┌─ Data for this task

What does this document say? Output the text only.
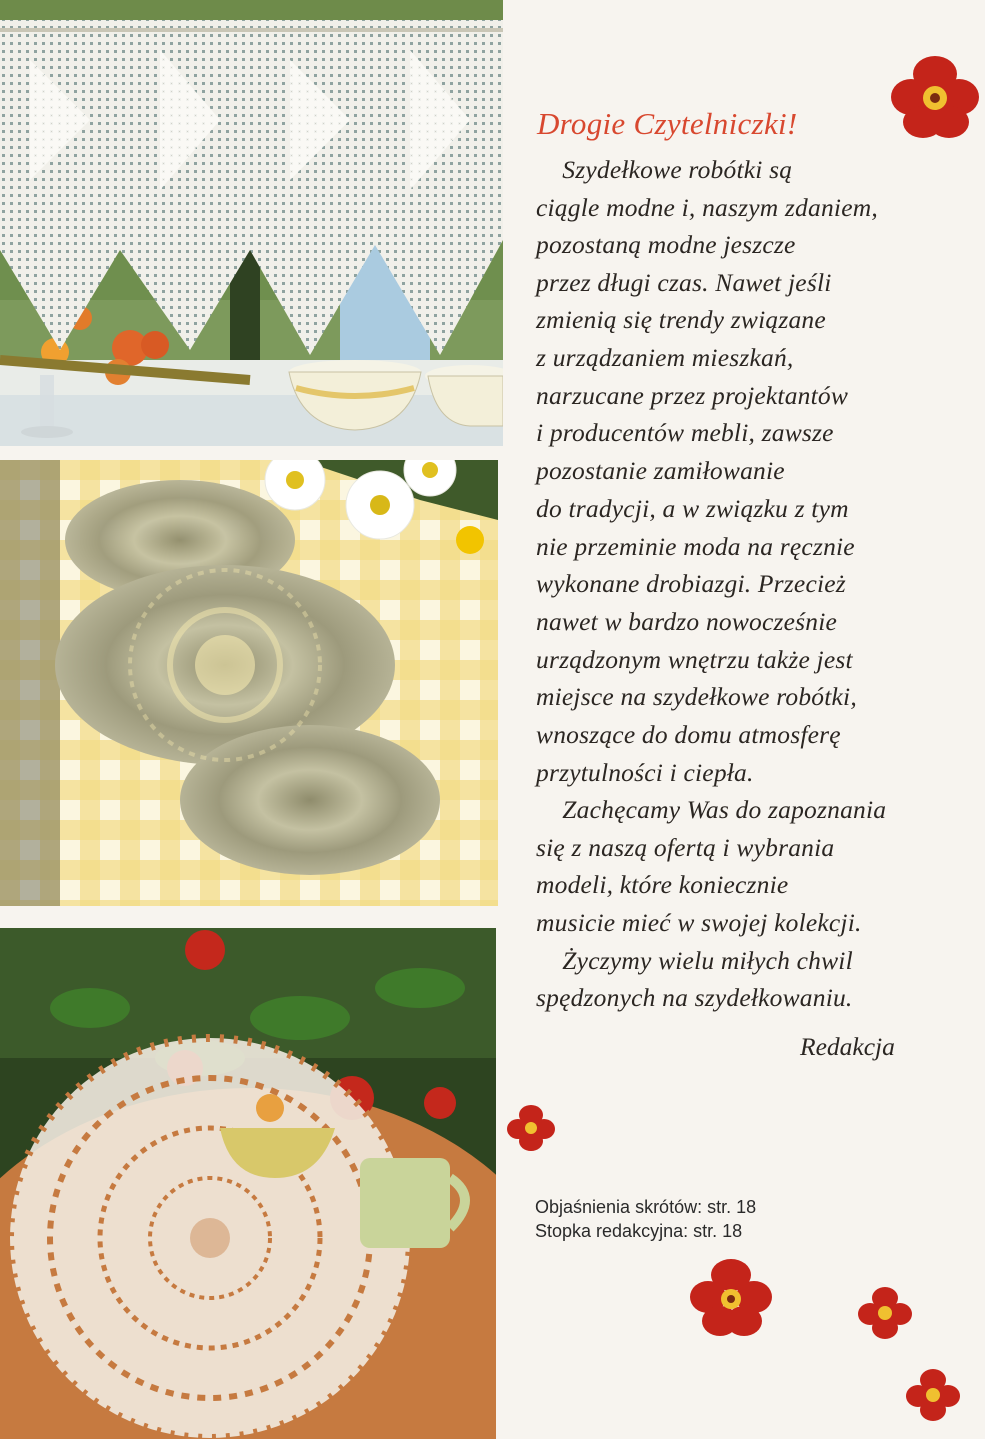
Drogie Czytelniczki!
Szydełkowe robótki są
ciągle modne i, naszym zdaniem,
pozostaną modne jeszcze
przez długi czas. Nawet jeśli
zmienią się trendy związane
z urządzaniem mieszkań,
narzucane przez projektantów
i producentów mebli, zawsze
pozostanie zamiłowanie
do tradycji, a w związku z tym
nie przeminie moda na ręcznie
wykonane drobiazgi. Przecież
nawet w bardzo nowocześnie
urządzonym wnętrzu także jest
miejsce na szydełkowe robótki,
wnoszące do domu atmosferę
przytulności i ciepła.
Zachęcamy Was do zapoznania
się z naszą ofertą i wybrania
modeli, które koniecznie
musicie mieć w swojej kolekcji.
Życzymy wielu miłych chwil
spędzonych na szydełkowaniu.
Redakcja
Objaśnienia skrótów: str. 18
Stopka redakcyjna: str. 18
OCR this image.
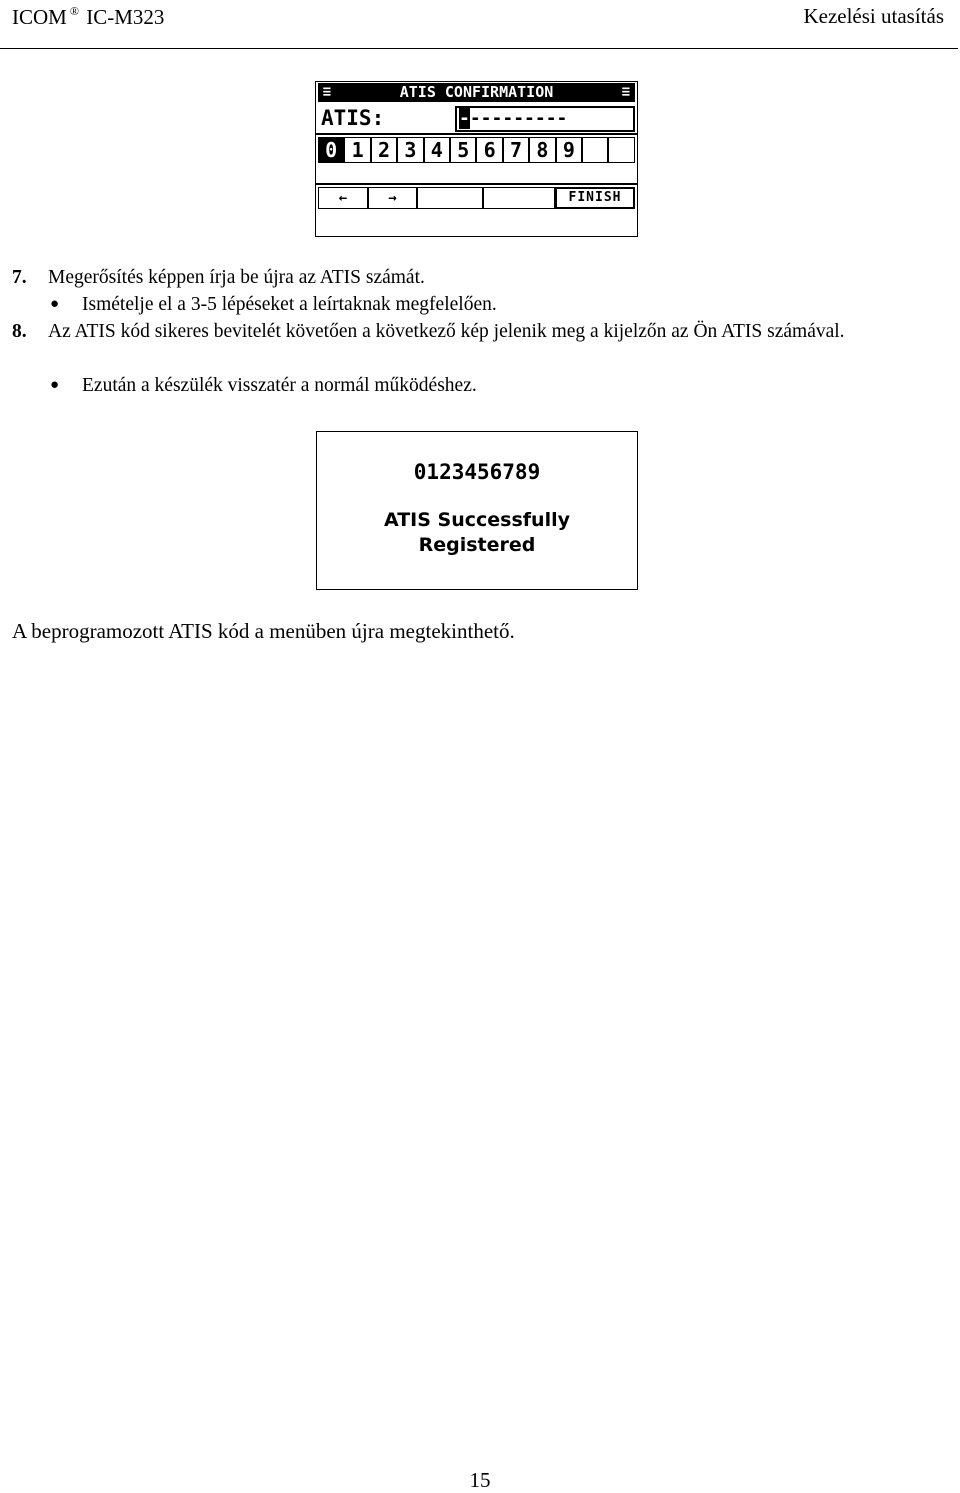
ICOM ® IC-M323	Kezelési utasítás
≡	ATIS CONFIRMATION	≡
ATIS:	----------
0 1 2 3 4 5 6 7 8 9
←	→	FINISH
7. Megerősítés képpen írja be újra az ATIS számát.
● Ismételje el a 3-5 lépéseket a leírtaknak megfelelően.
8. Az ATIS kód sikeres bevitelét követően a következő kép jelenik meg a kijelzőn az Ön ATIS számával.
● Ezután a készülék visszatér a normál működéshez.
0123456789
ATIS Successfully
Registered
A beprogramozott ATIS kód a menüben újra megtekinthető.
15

└─
┌─ Data for this task

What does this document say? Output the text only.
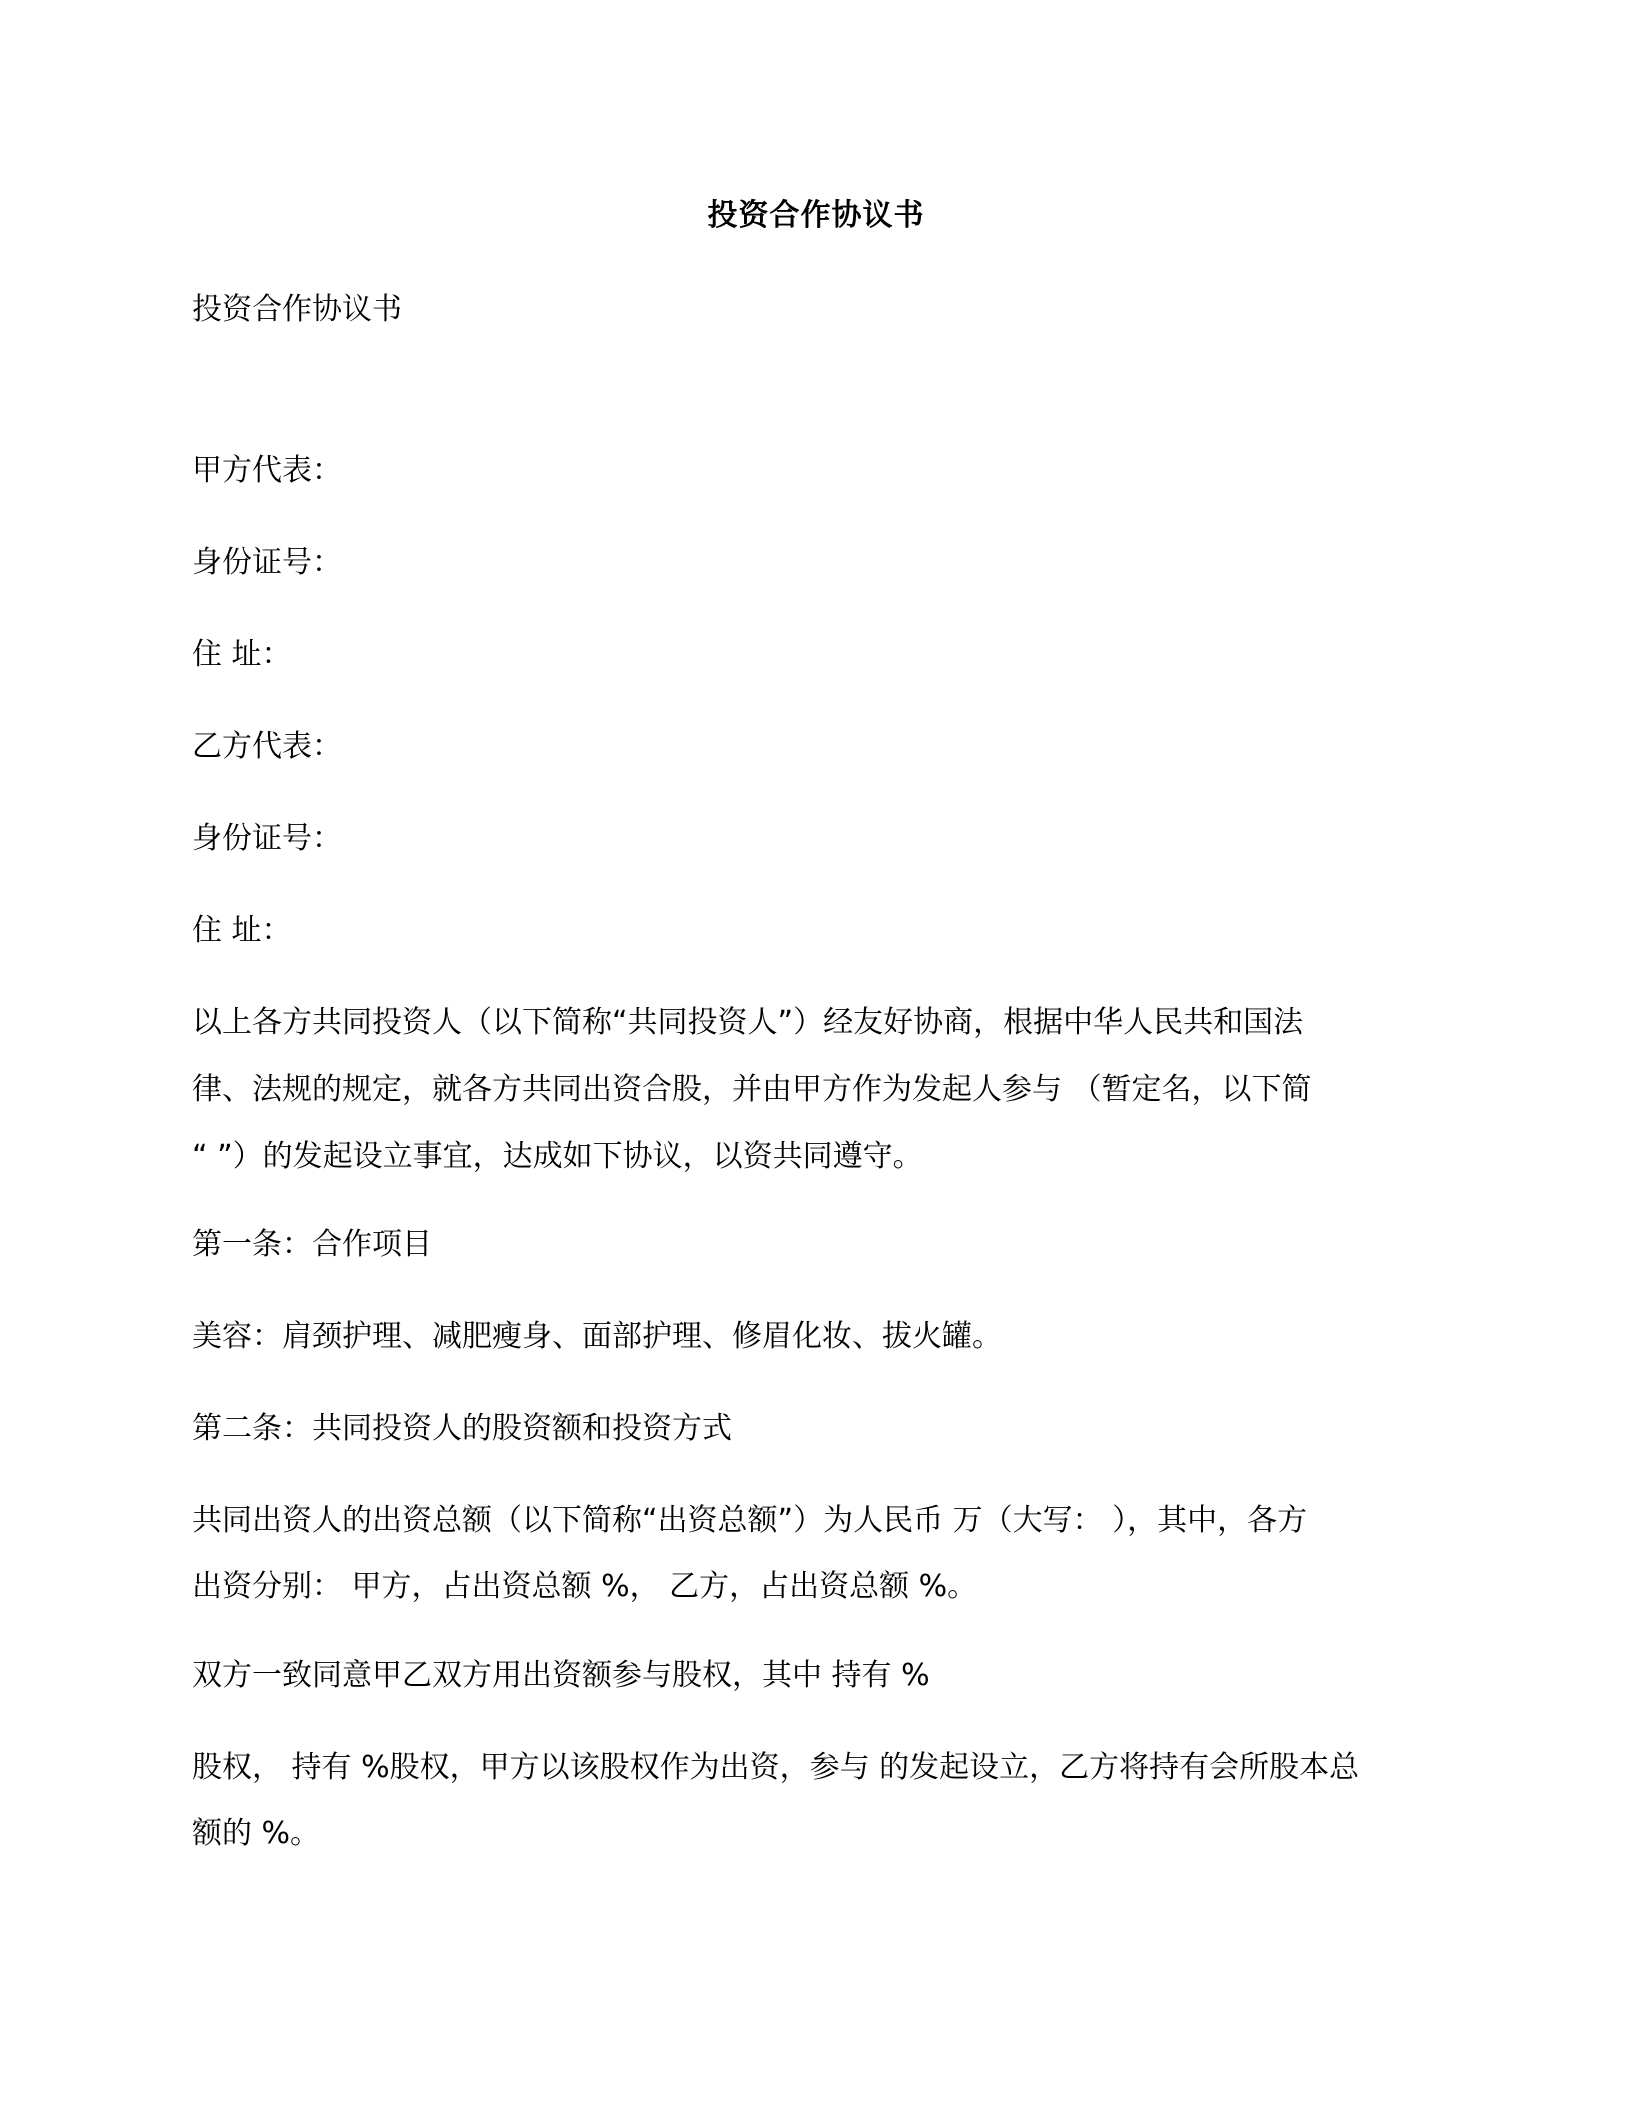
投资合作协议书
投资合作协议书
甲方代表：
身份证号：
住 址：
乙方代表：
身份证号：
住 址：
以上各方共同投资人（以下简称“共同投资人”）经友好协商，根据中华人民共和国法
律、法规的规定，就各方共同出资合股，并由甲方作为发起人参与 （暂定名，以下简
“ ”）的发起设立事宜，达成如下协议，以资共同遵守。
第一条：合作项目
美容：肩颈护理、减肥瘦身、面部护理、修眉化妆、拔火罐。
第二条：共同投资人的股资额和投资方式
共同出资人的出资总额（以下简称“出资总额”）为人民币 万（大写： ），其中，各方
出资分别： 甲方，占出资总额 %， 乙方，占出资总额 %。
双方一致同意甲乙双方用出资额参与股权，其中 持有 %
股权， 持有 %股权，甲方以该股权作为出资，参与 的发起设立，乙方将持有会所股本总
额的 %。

└─
┌─ Data for this task

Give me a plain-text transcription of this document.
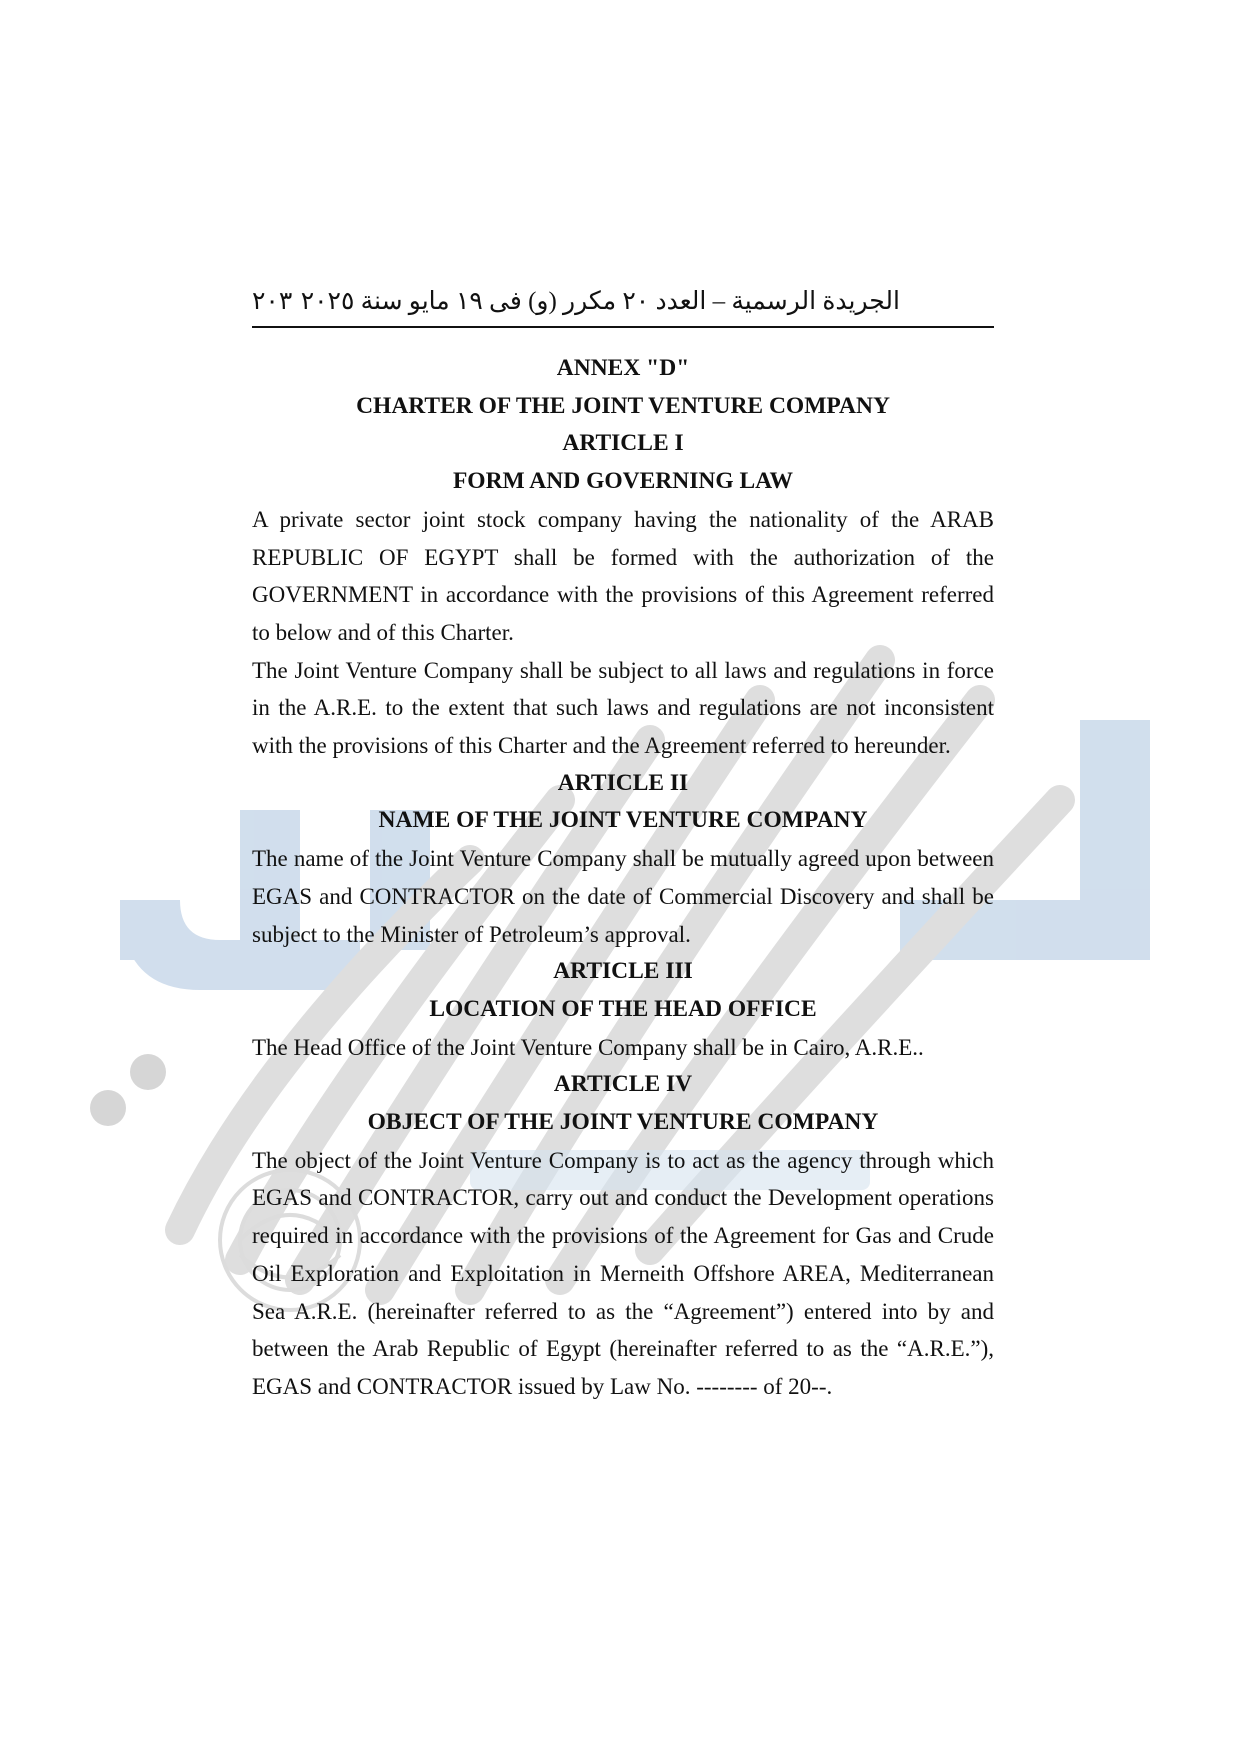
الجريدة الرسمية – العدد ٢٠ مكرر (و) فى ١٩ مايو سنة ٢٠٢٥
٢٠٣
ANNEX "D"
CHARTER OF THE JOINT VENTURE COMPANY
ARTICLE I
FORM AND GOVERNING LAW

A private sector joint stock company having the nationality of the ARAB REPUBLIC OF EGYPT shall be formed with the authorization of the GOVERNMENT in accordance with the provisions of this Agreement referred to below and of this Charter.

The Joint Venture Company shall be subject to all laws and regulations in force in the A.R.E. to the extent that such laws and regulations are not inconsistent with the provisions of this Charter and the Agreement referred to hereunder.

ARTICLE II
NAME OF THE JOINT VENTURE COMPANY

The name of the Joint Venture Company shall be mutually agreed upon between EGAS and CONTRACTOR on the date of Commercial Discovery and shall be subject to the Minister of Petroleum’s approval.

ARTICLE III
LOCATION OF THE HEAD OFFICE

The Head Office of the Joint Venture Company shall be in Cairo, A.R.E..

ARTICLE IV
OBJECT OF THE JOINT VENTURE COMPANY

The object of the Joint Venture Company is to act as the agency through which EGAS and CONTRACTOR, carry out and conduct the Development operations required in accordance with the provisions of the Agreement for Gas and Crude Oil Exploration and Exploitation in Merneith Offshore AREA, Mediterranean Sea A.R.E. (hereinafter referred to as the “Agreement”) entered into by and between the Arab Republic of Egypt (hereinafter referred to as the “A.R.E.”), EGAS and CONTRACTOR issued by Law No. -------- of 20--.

└─

(Task directions) From the listing above, copy every line that holds the string "CONTRACTOR".

(Reply to the task)
The name of the Joint Venture Company shall be mutually agreed upon between EGAS and CONTRACTOR on the date of Commercial Discovery and shall be subject to the Minister of Petroleum’s approval.
The object of the Joint Venture Company is to act as the agency through which EGAS and CONTRACTOR, carry out and conduct the Development operations required in accordance with the provisions of the Agreement for Gas and Crude Oil Exploration and Exploitation in Merneith Offshore AREA, Mediterranean Sea A.R.E. (hereinafter referred to as the “Agreement”) entered into by and between the Arab Republic of Egypt (hereinafter referred to as the “A.R.E.”), EGAS and CONTRACTOR issued by Law No. -------- of 20--.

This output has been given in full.